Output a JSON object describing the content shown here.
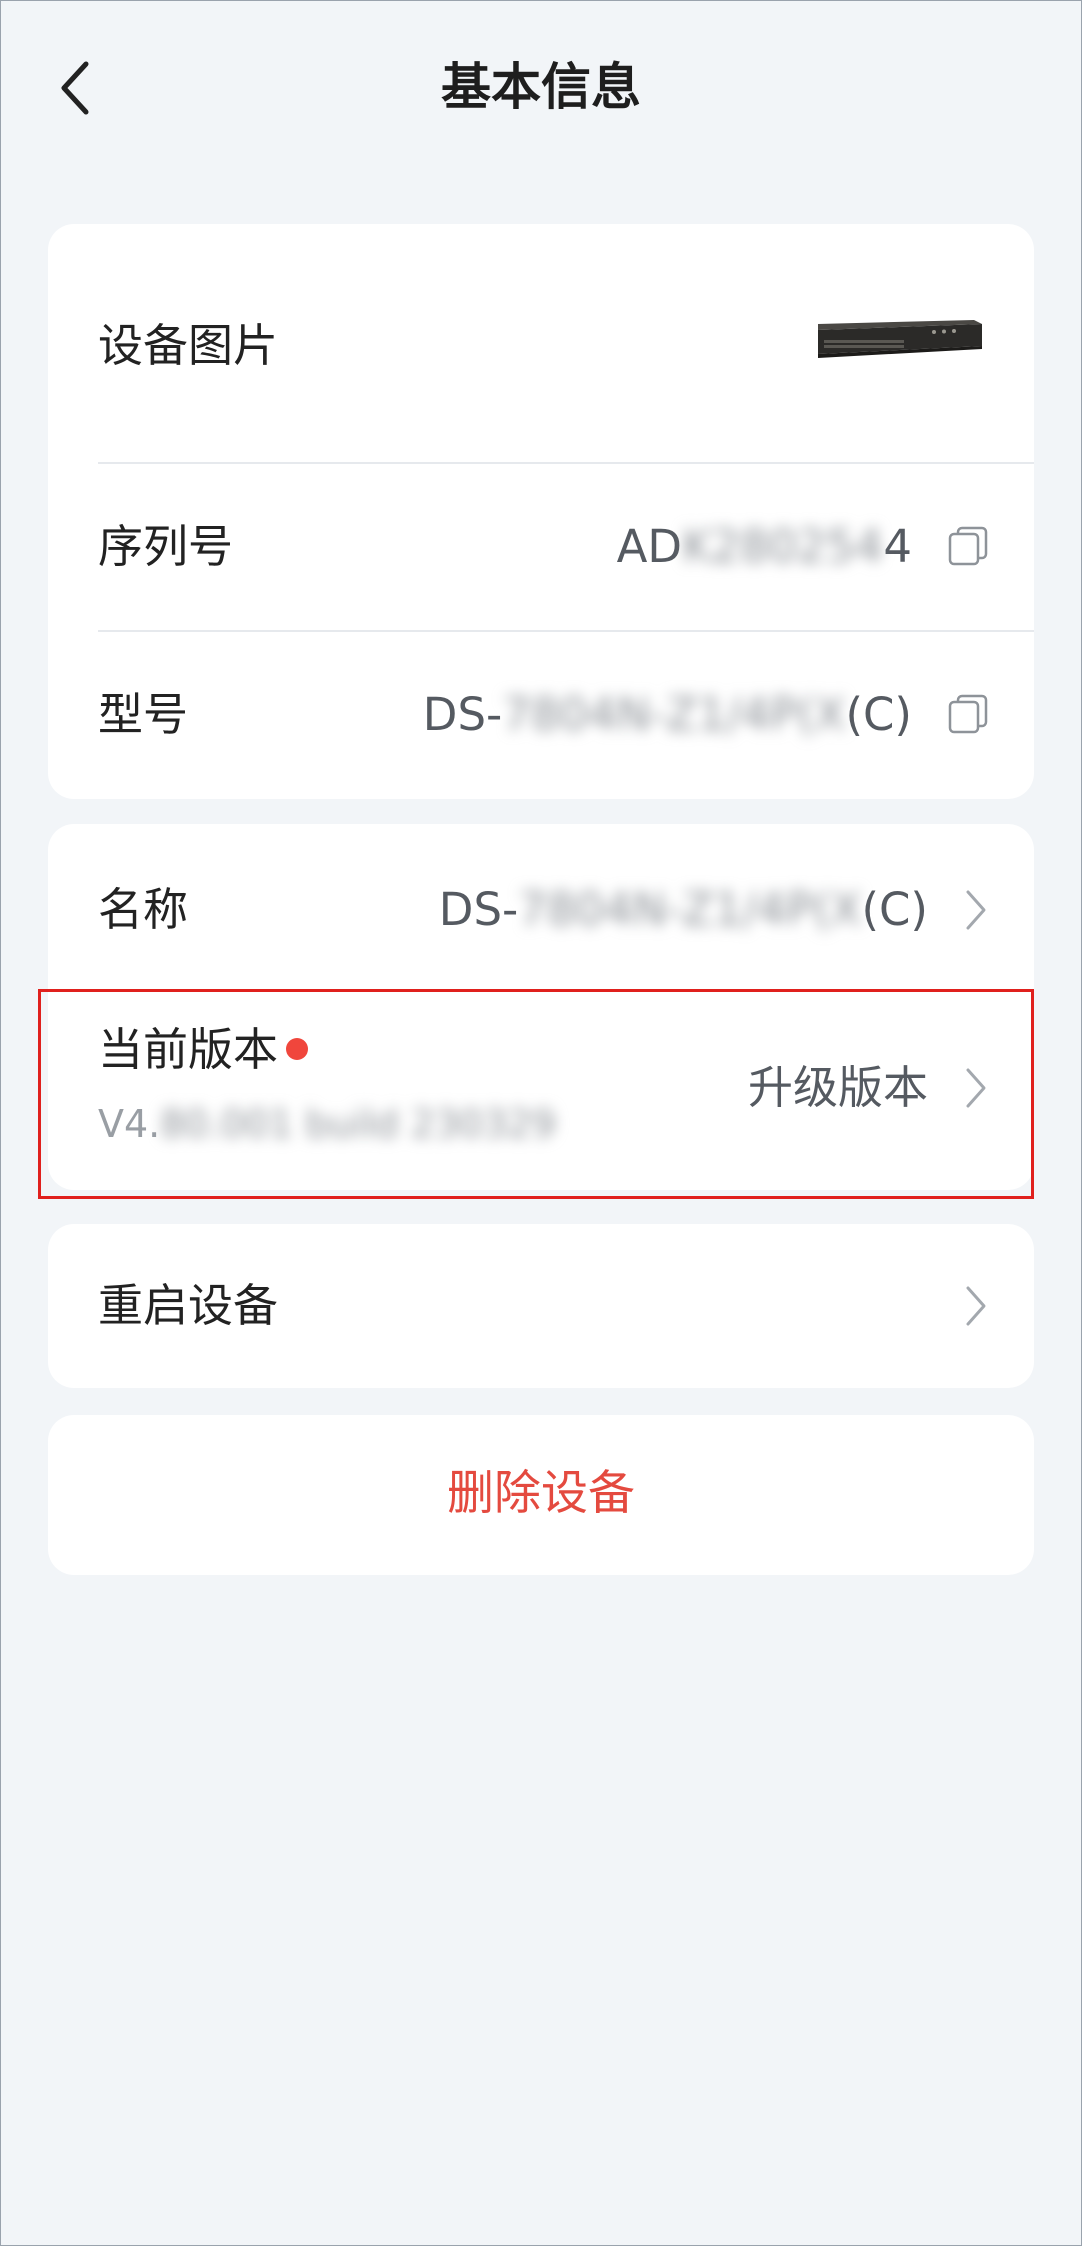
{
  "header": {
    "title": "基本信息",
    "back_icon": "chevron-left-icon"
  },
  "device_card": {
    "image_label": "设备图片",
    "serial_label": "序列号",
    "serial_prefix": "AD",
    "serial_blurred": "K280254",
    "serial_suffix": "4",
    "model_label": "型号",
    "model_prefix": "DS-",
    "model_blurred": "7804N-Z1/4P(X",
    "model_suffix": "(C)"
  },
  "info_card": {
    "name_label": "名称",
    "name_prefix": "DS-",
    "name_blurred": "7804N-Z1/4P(X",
    "name_suffix": "(C)",
    "version_label": "当前版本",
    "version_prefix": "V4.",
    "version_blurred": "80.001 build 230329",
    "upgrade_label": "升级版本"
  },
  "reboot": {
    "label": "重启设备"
  },
  "delete": {
    "label": "删除设备"
  },
  "colors": {
    "accent_red": "#e44a3f",
    "notification_dot": "#f0463c",
    "highlight_box": "#e0201d",
    "background": "#f2f5f8"
  }
}
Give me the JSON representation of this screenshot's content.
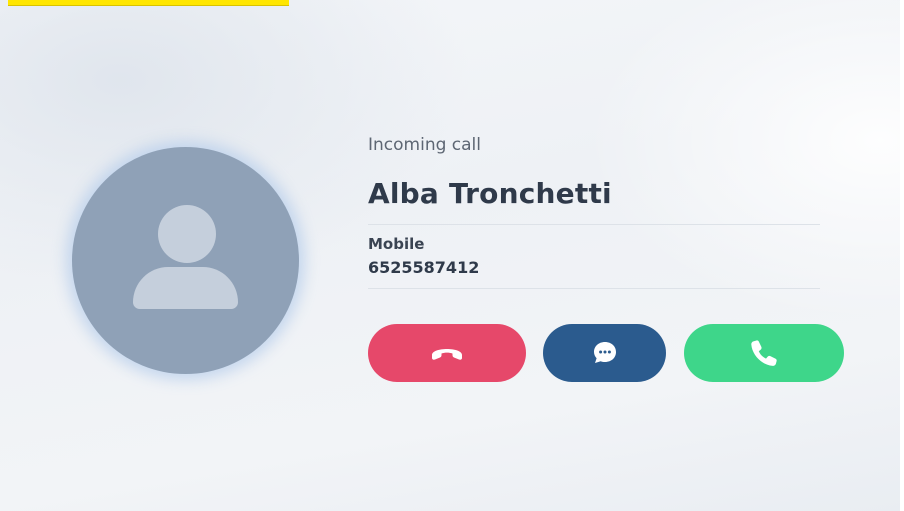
{
  "call": {
    "status": "Incoming call",
    "caller_name": "Alba Tronchetti",
    "number_type": "Mobile",
    "number": "6525587412"
  },
  "actions": {
    "decline": {
      "icon": "phone-hangup-icon",
      "color": "#e6486a"
    },
    "message": {
      "icon": "message-bubble-icon",
      "color": "#2b5b8e"
    },
    "answer": {
      "icon": "phone-answer-icon",
      "color": "#3ed68a"
    }
  },
  "avatar": {
    "icon": "person-silhouette-icon",
    "color": "#8fa1b7"
  },
  "colors": {
    "text_primary": "#2f3a4a",
    "text_secondary": "#5d6673",
    "highlight": "#ffe600"
  }
}
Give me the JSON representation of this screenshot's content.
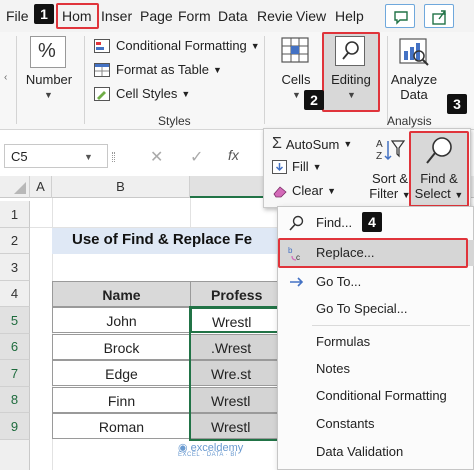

***

### Written instruction:
All of the data above should be quoted exactly, except for the pictures.

### The result:
Output a JSON object describing the content shown here.
{
  "header": {
    "title": "基本信息",
    "back_icon": "chevron-left-icon"
  },
  "device_card": {
    "image_label": "设备图片",
    "serial_label": "序列号",
    "serial_prefix": "AD",
    "serial_blurred": "K280254",
    "serial_suffix": "4",
    "model_label": "型号",
    "model_prefix": "DS-",
    "model_blurred": "7804N-Z1/4P(X",
    "model_suffix": "(C)"
  },
  "info_card": {
    "name_label": "名称",
    "name_prefix": "DS-",
    "name_blurred": "7804N-Z1/4P(X",
    "name_suffix": "(C)",
    "version_label": "当前版本",
    "version_prefix": "V4.",
    "version_blurred": "80.001 build 230329",
    "upgrade_label": "升级版本"
  },
  "reboot": {
    "label": "重启设备"
  },
  "delete": {
    "label": "删除设备"
  },
  "colors": {
    "accent_red": "#e44a3f",
    "notification_dot": "#f0463c",
    "highlight_box": "#e0201d",
    "background": "#f2f5f8"
  }
}
Give me the JSON representation of this screenshot's content.
{
  "call": {
    "status": "Incoming call",
    "caller_name": "Alba Tronchetti",
    "number_type": "Mobile",
    "number": "6525587412"
  },
  "actions": {
    "decline": {
      "icon": "phone-hangup-icon",
      "color": "#e6486a"
    },
    "message": {
      "icon": "message-bubble-icon",
      "color": "#2b5b8e"
    },
    "answer": {
      "icon": "phone-answer-icon",
      "color": "#3ed68a"
    }
  },
  "avatar": {
    "icon": "person-silhouette-icon",
    "color": "#8fa1b7"
  },
  "colors": {
    "text_primary": "#2f3a4a",
    "text_secondary": "#5d6673",
    "highlight": "#ffe600"
  }
}
Give me the JSON representation of this screenshot's content.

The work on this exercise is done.